What is being asked:
Which lines hold the word "content"? Copy each of them.

◆ ◆ ◆ ◆

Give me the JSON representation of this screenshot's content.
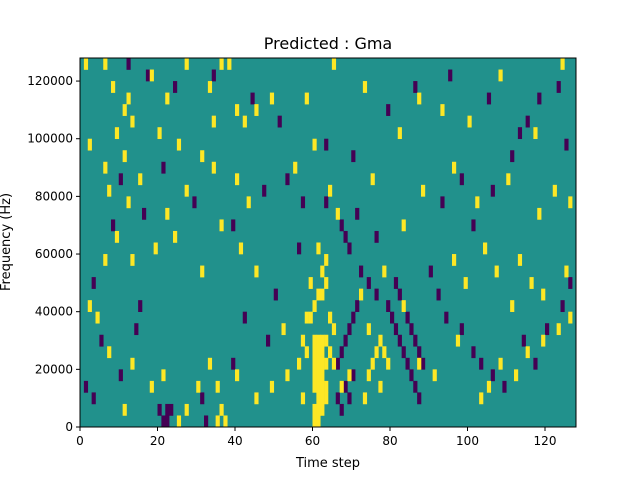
{
  "chart_data": {
    "type": "heatmap",
    "title": "Predicted : Gma",
    "xlabel": "Time step",
    "ylabel": "Frequency (Hz)",
    "xlim": [
      0,
      128
    ],
    "ylim": [
      0,
      128000
    ],
    "x_ticks": [
      "0",
      "20",
      "40",
      "60",
      "80",
      "100",
      "120"
    ],
    "y_ticks": [
      "0",
      "20000",
      "40000",
      "60000",
      "80000",
      "100000",
      "120000"
    ],
    "grid": false,
    "colormap": {
      "low": "#440154",
      "mid": "#21918c",
      "high": "#fde725"
    },
    "background_level": "mid",
    "n_time_steps": 128,
    "n_freq_bins": 32,
    "freq_bin_hz": 4000,
    "cells_high": [
      [
        1,
        31
      ],
      [
        6,
        31
      ],
      [
        8,
        29
      ],
      [
        11,
        27
      ],
      [
        12,
        28
      ],
      [
        18,
        30
      ],
      [
        22,
        28
      ],
      [
        27,
        31
      ],
      [
        33,
        29
      ],
      [
        36,
        31
      ],
      [
        38,
        31
      ],
      [
        45,
        27
      ],
      [
        2,
        24
      ],
      [
        6,
        22
      ],
      [
        9,
        25
      ],
      [
        11,
        23
      ],
      [
        13,
        26
      ],
      [
        20,
        25
      ],
      [
        25,
        24
      ],
      [
        31,
        23
      ],
      [
        34,
        26
      ],
      [
        40,
        27
      ],
      [
        42,
        26
      ],
      [
        49,
        28
      ],
      [
        58,
        28
      ],
      [
        65,
        31
      ],
      [
        73,
        29
      ],
      [
        82,
        25
      ],
      [
        87,
        28
      ],
      [
        93,
        27
      ],
      [
        100,
        26
      ],
      [
        108,
        30
      ],
      [
        117,
        25
      ],
      [
        124,
        31
      ],
      [
        7,
        20
      ],
      [
        12,
        19
      ],
      [
        15,
        21
      ],
      [
        22,
        18
      ],
      [
        27,
        20
      ],
      [
        34,
        22
      ],
      [
        36,
        17
      ],
      [
        40,
        21
      ],
      [
        43,
        19
      ],
      [
        55,
        22
      ],
      [
        60,
        24
      ],
      [
        64,
        20
      ],
      [
        66,
        18
      ],
      [
        75,
        21
      ],
      [
        83,
        17
      ],
      [
        88,
        20
      ],
      [
        96,
        22
      ],
      [
        102,
        19
      ],
      [
        110,
        21
      ],
      [
        118,
        18
      ],
      [
        122,
        20
      ],
      [
        126,
        19
      ],
      [
        9,
        16
      ],
      [
        13,
        14
      ],
      [
        19,
        15
      ],
      [
        24,
        16
      ],
      [
        31,
        13
      ],
      [
        41,
        15
      ],
      [
        45,
        13
      ],
      [
        59,
        12
      ],
      [
        62,
        13
      ],
      [
        63,
        14
      ],
      [
        61,
        15
      ],
      [
        60,
        10
      ],
      [
        61,
        11
      ],
      [
        62,
        11
      ],
      [
        63,
        12
      ],
      [
        58,
        9
      ],
      [
        59,
        9
      ],
      [
        64,
        9
      ],
      [
        65,
        8
      ],
      [
        72,
        11
      ],
      [
        74,
        8
      ],
      [
        78,
        13
      ],
      [
        83,
        10
      ],
      [
        96,
        14
      ],
      [
        99,
        12
      ],
      [
        104,
        15
      ],
      [
        107,
        13
      ],
      [
        111,
        10
      ],
      [
        113,
        14
      ],
      [
        116,
        12
      ],
      [
        119,
        11
      ],
      [
        125,
        13
      ],
      [
        60,
        0
      ],
      [
        61,
        0
      ],
      [
        62,
        1
      ],
      [
        63,
        2
      ],
      [
        60,
        1
      ],
      [
        61,
        1
      ],
      [
        61,
        2
      ],
      [
        62,
        2
      ],
      [
        60,
        3
      ],
      [
        61,
        3
      ],
      [
        62,
        3
      ],
      [
        63,
        3
      ],
      [
        60,
        4
      ],
      [
        61,
        4
      ],
      [
        62,
        4
      ],
      [
        60,
        5
      ],
      [
        61,
        5
      ],
      [
        62,
        5
      ],
      [
        63,
        5
      ],
      [
        60,
        6
      ],
      [
        61,
        6
      ],
      [
        62,
        6
      ],
      [
        60,
        7
      ],
      [
        61,
        7
      ],
      [
        62,
        7
      ],
      [
        63,
        7
      ],
      [
        64,
        6
      ],
      [
        65,
        5
      ],
      [
        57,
        2
      ],
      [
        56,
        5
      ],
      [
        58,
        6
      ],
      [
        73,
        2
      ],
      [
        74,
        4
      ],
      [
        75,
        5
      ],
      [
        76,
        6
      ],
      [
        77,
        7
      ],
      [
        78,
        6
      ],
      [
        79,
        5
      ],
      [
        35,
        0
      ],
      [
        36,
        1
      ],
      [
        37,
        0
      ],
      [
        27,
        1
      ],
      [
        25,
        0
      ],
      [
        11,
        1
      ],
      [
        30,
        3
      ],
      [
        33,
        5
      ],
      [
        35,
        3
      ],
      [
        40,
        4
      ],
      [
        45,
        2
      ],
      [
        49,
        3
      ],
      [
        52,
        8
      ],
      [
        53,
        4
      ],
      [
        57,
        7
      ],
      [
        67,
        3
      ],
      [
        69,
        4
      ],
      [
        77,
        3
      ],
      [
        87,
        5
      ],
      [
        91,
        4
      ],
      [
        97,
        7
      ],
      [
        103,
        2
      ],
      [
        105,
        3
      ],
      [
        108,
        5
      ],
      [
        112,
        4
      ],
      [
        115,
        6
      ],
      [
        119,
        7
      ],
      [
        123,
        8
      ],
      [
        126,
        9
      ],
      [
        4,
        9
      ],
      [
        7,
        6
      ],
      [
        13,
        5
      ],
      [
        18,
        3
      ],
      [
        21,
        4
      ],
      [
        6,
        14
      ],
      [
        2,
        10
      ]
    ],
    "cells_low": [
      [
        12,
        31
      ],
      [
        17,
        30
      ],
      [
        24,
        29
      ],
      [
        34,
        30
      ],
      [
        44,
        28
      ],
      [
        51,
        26
      ],
      [
        63,
        24
      ],
      [
        70,
        23
      ],
      [
        79,
        27
      ],
      [
        86,
        29
      ],
      [
        95,
        30
      ],
      [
        105,
        28
      ],
      [
        113,
        25
      ],
      [
        123,
        29
      ],
      [
        10,
        21
      ],
      [
        16,
        18
      ],
      [
        21,
        22
      ],
      [
        29,
        19
      ],
      [
        39,
        17
      ],
      [
        47,
        20
      ],
      [
        53,
        21
      ],
      [
        57,
        19
      ],
      [
        67,
        17
      ],
      [
        68,
        16
      ],
      [
        69,
        15
      ],
      [
        72,
        13
      ],
      [
        74,
        12
      ],
      [
        76,
        11
      ],
      [
        79,
        10
      ],
      [
        80,
        9
      ],
      [
        81,
        8
      ],
      [
        82,
        7
      ],
      [
        83,
        6
      ],
      [
        84,
        5
      ],
      [
        85,
        4
      ],
      [
        86,
        3
      ],
      [
        87,
        2
      ],
      [
        84,
        9
      ],
      [
        85,
        8
      ],
      [
        86,
        7
      ],
      [
        87,
        6
      ],
      [
        88,
        5
      ],
      [
        82,
        11
      ],
      [
        81,
        12
      ],
      [
        66,
        5
      ],
      [
        67,
        6
      ],
      [
        68,
        7
      ],
      [
        69,
        8
      ],
      [
        70,
        9
      ],
      [
        71,
        10
      ],
      [
        66,
        2
      ],
      [
        67,
        1
      ],
      [
        68,
        3
      ],
      [
        69,
        2
      ],
      [
        70,
        4
      ],
      [
        90,
        13
      ],
      [
        92,
        11
      ],
      [
        94,
        9
      ],
      [
        98,
        8
      ],
      [
        101,
        6
      ],
      [
        103,
        5
      ],
      [
        106,
        4
      ],
      [
        109,
        3
      ],
      [
        114,
        7
      ],
      [
        117,
        5
      ],
      [
        120,
        8
      ],
      [
        124,
        10
      ],
      [
        126,
        12
      ],
      [
        1,
        3
      ],
      [
        3,
        2
      ],
      [
        5,
        7
      ],
      [
        10,
        4
      ],
      [
        14,
        8
      ],
      [
        20,
        1
      ],
      [
        21,
        0
      ],
      [
        22,
        0
      ],
      [
        23,
        1
      ],
      [
        22,
        1
      ],
      [
        31,
        2
      ],
      [
        32,
        0
      ],
      [
        39,
        5
      ],
      [
        42,
        9
      ],
      [
        48,
        7
      ],
      [
        50,
        11
      ],
      [
        56,
        15
      ],
      [
        63,
        19
      ],
      [
        71,
        18
      ],
      [
        76,
        16
      ],
      [
        93,
        19
      ],
      [
        98,
        21
      ],
      [
        101,
        17
      ],
      [
        106,
        20
      ],
      [
        111,
        23
      ],
      [
        115,
        26
      ],
      [
        118,
        28
      ],
      [
        125,
        24
      ],
      [
        3,
        12
      ],
      [
        8,
        17
      ],
      [
        15,
        10
      ]
    ]
  }
}
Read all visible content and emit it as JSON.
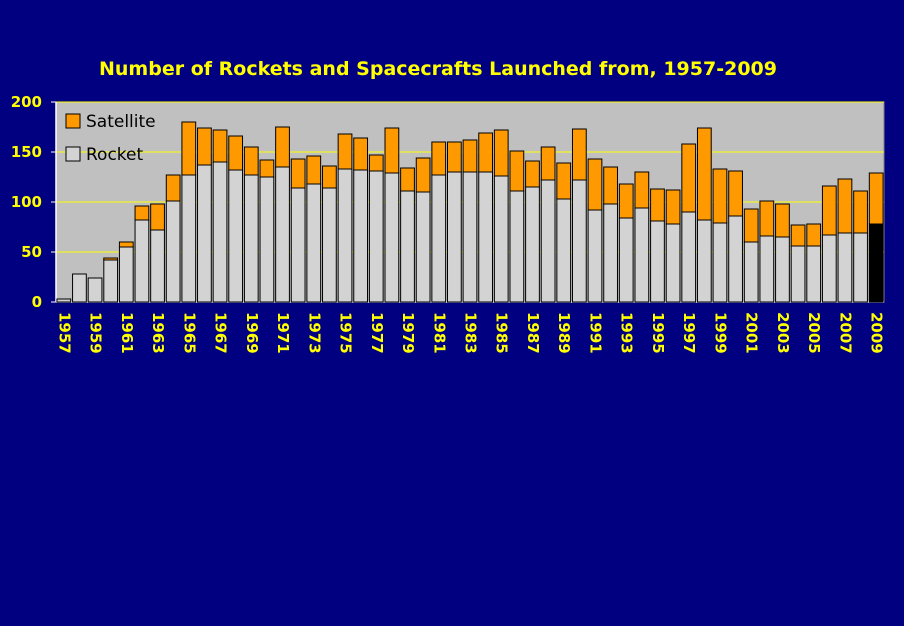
{
  "chart_data": {
    "type": "bar",
    "stacked": true,
    "title": "Number of Rockets and Spacecrafts Launched from, 1957-2009",
    "xlabel": "",
    "ylabel": "",
    "ylim": [
      0,
      200
    ],
    "yticks": [
      0,
      50,
      100,
      150,
      200
    ],
    "grid": true,
    "legend_position": "top-left",
    "categories": [
      1957,
      1958,
      1959,
      1960,
      1961,
      1962,
      1963,
      1964,
      1965,
      1966,
      1967,
      1968,
      1969,
      1970,
      1971,
      1972,
      1973,
      1974,
      1975,
      1976,
      1977,
      1978,
      1979,
      1980,
      1981,
      1982,
      1983,
      1984,
      1985,
      1986,
      1987,
      1988,
      1989,
      1990,
      1991,
      1992,
      1993,
      1994,
      1995,
      1996,
      1997,
      1998,
      1999,
      2000,
      2001,
      2002,
      2003,
      2004,
      2005,
      2006,
      2007,
      2008,
      2009
    ],
    "tick_labels": [
      "1957",
      "1959",
      "1961",
      "1963",
      "1965",
      "1967",
      "1969",
      "1971",
      "1973",
      "1975",
      "1977",
      "1979",
      "1981",
      "1983",
      "1985",
      "1987",
      "1989",
      "1991",
      "1993",
      "1995",
      "1997",
      "1999",
      "2001",
      "2003",
      "2005",
      "2007",
      "2009"
    ],
    "series": [
      {
        "name": "Rocket",
        "color": "#d3d3d3",
        "values": [
          3,
          28,
          24,
          42,
          55,
          82,
          72,
          101,
          127,
          137,
          140,
          132,
          127,
          125,
          135,
          114,
          118,
          114,
          133,
          132,
          131,
          129,
          111,
          110,
          127,
          130,
          130,
          130,
          126,
          111,
          115,
          122,
          103,
          122,
          92,
          98,
          84,
          94,
          81,
          78,
          90,
          82,
          79,
          86,
          60,
          66,
          65,
          56,
          56,
          67,
          69,
          69,
          78
        ]
      },
      {
        "name": "Satellite",
        "color": "#ff9900",
        "values": [
          0,
          0,
          0,
          2,
          5,
          14,
          26,
          26,
          53,
          37,
          32,
          34,
          28,
          17,
          40,
          29,
          28,
          22,
          35,
          32,
          16,
          45,
          23,
          34,
          33,
          30,
          32,
          39,
          46,
          40,
          26,
          33,
          36,
          51,
          51,
          37,
          34,
          36,
          32,
          34,
          68,
          92,
          54,
          45,
          33,
          35,
          33,
          21,
          22,
          49,
          54,
          42,
          51
        ]
      }
    ],
    "highlight_last_rocket_color": "#000000"
  }
}
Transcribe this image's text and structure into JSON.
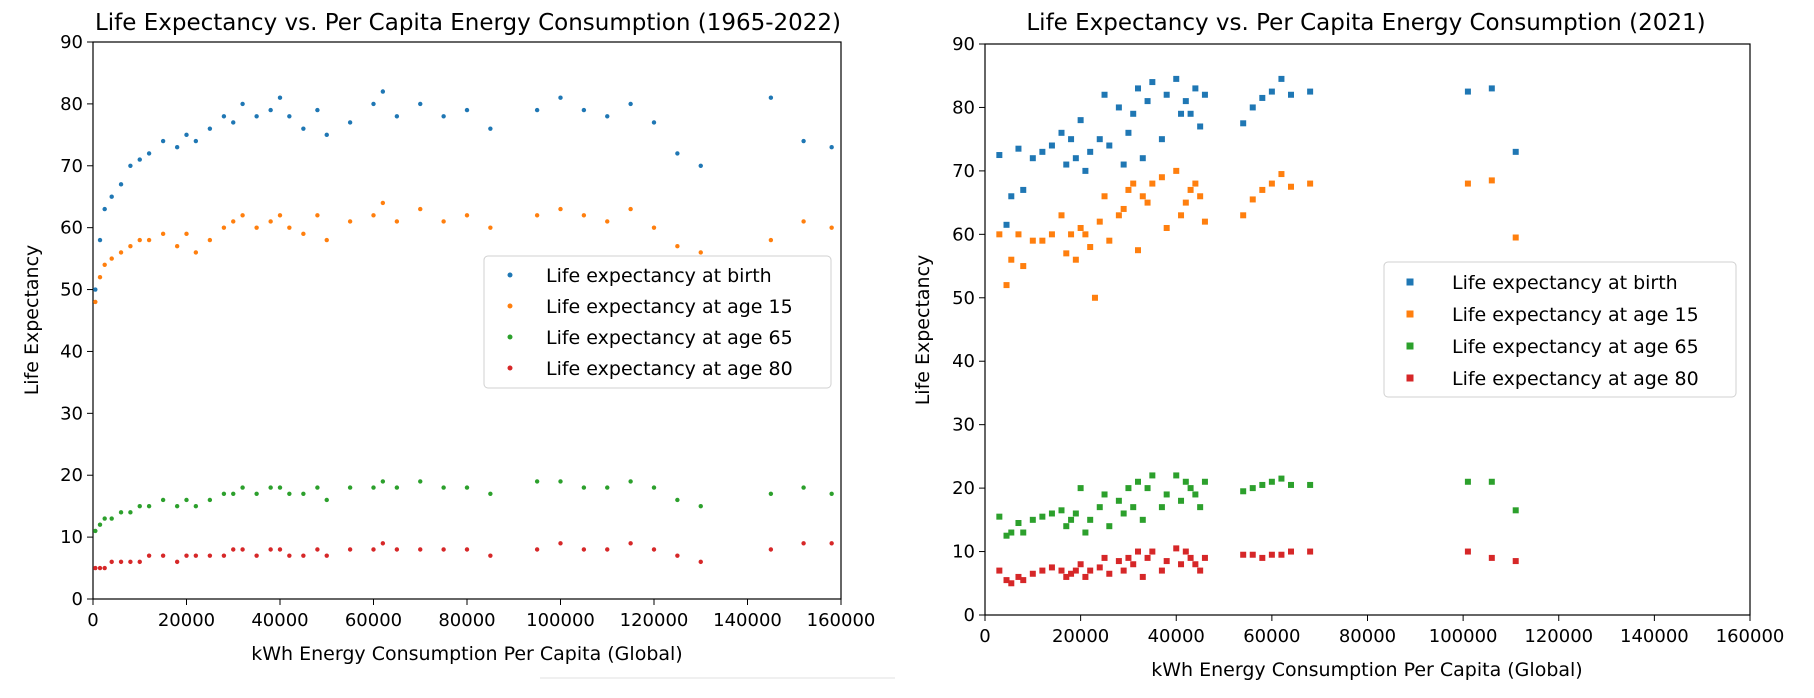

◆ ◆ ◆ ◆

Complete output:
Give me the JSON representation of this screenshot's content.
Read all visible content and emit it as JSON.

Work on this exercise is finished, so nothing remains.